EXERCISE PROMPT – Look below and pull out each line with the word "lahanpost".
= = =
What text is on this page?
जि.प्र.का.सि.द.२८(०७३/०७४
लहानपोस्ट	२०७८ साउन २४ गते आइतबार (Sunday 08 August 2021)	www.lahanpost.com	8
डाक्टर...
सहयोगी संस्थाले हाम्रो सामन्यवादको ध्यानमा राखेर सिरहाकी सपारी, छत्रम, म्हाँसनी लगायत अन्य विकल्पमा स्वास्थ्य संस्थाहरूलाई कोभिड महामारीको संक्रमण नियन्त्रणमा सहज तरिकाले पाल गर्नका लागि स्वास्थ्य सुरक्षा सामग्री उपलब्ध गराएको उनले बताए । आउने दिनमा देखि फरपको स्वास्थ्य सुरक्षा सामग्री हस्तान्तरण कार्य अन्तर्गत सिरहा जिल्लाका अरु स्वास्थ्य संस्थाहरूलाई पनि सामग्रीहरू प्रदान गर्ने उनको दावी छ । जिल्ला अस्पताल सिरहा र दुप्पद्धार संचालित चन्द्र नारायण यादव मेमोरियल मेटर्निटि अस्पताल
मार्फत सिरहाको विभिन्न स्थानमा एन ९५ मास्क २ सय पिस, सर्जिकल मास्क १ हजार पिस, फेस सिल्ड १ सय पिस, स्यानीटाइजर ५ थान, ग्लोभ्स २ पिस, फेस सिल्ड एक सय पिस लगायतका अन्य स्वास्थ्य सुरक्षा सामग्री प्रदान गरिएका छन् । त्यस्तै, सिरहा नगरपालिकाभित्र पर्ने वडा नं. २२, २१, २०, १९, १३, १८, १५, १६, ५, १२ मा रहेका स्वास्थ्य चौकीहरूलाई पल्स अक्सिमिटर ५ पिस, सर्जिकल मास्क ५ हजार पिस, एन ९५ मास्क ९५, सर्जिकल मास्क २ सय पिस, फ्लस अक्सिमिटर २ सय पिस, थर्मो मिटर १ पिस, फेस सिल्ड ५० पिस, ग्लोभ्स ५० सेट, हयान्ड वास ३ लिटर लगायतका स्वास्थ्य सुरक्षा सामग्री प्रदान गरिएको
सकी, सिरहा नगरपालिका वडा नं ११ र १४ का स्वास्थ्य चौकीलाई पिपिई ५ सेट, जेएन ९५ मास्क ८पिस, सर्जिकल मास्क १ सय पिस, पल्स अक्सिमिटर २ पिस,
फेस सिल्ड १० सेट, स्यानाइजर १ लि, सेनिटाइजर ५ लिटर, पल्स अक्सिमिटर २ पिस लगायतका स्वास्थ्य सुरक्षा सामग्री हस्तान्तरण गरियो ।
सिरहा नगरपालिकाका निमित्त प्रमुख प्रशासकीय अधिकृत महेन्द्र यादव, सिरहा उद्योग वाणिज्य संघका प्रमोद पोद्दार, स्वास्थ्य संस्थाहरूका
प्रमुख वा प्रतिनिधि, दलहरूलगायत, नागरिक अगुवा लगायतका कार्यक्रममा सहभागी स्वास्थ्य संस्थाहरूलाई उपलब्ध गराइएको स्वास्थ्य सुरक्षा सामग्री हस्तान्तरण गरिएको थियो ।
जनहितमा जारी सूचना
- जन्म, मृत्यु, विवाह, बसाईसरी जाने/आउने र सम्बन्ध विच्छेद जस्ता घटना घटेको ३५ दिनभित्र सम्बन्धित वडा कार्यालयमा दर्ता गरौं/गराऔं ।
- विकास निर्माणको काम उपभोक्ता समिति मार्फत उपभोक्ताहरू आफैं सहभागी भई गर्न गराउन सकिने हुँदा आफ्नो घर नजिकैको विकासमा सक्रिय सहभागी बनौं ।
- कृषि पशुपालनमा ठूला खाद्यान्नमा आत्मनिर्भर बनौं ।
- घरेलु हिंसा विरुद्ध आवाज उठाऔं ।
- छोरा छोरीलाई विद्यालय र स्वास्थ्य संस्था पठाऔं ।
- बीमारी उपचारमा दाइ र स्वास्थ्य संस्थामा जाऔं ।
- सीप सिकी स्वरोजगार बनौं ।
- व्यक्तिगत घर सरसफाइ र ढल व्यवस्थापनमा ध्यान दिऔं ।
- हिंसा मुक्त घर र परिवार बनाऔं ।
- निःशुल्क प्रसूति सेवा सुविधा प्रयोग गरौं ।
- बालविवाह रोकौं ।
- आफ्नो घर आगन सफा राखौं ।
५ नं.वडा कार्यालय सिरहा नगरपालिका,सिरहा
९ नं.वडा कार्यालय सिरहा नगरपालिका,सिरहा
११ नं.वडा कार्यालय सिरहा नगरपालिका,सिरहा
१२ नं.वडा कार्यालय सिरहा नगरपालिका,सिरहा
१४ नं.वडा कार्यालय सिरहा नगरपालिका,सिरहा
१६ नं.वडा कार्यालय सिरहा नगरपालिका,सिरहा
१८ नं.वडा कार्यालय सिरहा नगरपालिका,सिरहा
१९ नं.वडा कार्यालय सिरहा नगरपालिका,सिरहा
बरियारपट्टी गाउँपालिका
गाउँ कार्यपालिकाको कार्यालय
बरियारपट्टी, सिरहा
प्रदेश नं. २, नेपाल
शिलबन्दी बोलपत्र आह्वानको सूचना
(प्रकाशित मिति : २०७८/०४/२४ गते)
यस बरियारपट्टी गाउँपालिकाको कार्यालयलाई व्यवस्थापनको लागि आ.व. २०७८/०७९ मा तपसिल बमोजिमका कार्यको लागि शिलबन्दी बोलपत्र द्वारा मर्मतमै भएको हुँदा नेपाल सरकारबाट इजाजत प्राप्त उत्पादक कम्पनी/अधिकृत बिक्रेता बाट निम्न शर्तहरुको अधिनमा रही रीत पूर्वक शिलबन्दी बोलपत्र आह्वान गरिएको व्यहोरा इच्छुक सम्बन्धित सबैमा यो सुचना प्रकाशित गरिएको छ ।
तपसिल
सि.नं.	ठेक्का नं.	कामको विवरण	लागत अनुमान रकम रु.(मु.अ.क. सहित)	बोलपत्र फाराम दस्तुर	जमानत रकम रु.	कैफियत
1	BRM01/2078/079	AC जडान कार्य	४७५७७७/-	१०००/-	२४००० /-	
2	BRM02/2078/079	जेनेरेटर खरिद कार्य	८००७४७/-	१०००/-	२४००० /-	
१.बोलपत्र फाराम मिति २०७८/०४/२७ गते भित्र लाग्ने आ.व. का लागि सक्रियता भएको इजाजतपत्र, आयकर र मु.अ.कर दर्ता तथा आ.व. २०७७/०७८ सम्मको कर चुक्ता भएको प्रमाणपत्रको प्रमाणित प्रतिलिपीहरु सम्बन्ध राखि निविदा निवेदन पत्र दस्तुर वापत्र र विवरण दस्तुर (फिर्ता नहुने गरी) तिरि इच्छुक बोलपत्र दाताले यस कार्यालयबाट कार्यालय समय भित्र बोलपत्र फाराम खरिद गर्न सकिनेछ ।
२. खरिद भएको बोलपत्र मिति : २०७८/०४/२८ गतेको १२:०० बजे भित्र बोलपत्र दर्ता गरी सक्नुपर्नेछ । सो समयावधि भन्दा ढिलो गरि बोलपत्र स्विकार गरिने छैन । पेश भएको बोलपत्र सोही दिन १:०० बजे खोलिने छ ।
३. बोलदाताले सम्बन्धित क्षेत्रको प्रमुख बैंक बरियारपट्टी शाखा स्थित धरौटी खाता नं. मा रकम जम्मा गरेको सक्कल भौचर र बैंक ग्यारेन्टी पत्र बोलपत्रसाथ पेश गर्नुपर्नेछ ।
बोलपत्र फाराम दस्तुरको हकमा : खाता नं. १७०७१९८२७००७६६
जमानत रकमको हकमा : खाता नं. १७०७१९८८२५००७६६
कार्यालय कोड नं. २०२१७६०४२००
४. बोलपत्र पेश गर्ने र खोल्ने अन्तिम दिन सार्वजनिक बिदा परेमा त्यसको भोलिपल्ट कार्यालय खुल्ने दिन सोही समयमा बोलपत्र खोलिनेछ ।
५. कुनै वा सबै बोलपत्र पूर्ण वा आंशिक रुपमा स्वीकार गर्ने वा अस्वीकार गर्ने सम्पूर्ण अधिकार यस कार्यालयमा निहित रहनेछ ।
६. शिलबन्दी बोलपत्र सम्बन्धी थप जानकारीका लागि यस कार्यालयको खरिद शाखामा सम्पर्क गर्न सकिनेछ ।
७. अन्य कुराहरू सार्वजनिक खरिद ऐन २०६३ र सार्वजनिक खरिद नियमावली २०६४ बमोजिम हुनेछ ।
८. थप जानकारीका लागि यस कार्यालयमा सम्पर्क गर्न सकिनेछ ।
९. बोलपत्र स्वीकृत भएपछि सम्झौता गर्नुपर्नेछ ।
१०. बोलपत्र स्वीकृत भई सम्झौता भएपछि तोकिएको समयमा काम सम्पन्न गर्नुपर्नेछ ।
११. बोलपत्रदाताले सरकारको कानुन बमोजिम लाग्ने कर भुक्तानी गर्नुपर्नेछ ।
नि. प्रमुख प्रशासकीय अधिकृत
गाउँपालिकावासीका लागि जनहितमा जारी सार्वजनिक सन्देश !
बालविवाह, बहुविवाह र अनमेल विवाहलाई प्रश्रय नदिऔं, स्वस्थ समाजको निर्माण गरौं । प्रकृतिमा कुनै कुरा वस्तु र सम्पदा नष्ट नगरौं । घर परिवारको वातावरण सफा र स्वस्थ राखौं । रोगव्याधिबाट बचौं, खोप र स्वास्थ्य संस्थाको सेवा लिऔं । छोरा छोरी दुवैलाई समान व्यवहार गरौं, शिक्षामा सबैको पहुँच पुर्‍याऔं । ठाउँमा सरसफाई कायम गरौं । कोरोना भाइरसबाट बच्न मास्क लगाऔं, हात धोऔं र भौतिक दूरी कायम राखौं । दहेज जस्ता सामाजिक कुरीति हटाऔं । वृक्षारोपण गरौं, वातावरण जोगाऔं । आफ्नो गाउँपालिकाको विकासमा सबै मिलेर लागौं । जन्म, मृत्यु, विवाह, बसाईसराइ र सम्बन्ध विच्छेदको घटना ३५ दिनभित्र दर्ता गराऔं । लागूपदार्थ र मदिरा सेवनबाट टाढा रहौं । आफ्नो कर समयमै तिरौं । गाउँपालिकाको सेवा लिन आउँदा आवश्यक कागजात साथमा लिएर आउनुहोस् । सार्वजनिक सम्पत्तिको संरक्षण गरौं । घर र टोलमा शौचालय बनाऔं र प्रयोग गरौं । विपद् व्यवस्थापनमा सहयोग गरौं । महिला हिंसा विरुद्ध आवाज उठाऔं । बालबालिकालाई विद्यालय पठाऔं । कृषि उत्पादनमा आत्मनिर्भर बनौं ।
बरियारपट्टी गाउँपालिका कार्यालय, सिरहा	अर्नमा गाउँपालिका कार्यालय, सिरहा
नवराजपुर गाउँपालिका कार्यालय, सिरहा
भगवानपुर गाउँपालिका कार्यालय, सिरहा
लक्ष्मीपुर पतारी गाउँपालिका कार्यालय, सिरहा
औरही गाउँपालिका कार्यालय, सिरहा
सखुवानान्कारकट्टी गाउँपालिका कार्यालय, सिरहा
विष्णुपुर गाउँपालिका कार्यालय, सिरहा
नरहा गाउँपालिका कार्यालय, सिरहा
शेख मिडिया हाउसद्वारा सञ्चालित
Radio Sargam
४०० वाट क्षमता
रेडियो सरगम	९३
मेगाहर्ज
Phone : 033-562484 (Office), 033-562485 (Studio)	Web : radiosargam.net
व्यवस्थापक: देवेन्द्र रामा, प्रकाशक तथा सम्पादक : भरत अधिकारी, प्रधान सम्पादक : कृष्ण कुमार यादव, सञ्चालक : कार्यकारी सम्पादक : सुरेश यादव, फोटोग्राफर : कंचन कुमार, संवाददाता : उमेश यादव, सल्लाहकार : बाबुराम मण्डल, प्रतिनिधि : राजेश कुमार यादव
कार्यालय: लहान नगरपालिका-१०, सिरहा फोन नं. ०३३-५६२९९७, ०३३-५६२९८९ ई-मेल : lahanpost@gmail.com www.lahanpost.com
= = =
OUTPUT BELOW –
लहानपोस्ट	२०७८ साउन २४ गते आइतबार (Sunday 08 August 2021)	www.lahanpost.com	8
कार्यालय: लहान नगरपालिका-१०, सिरहा फोन नं. ०३३-५६२९९७, ०३३-५६२९८९ ई-मेल : lahanpost@gmail.com www.lahanpost.com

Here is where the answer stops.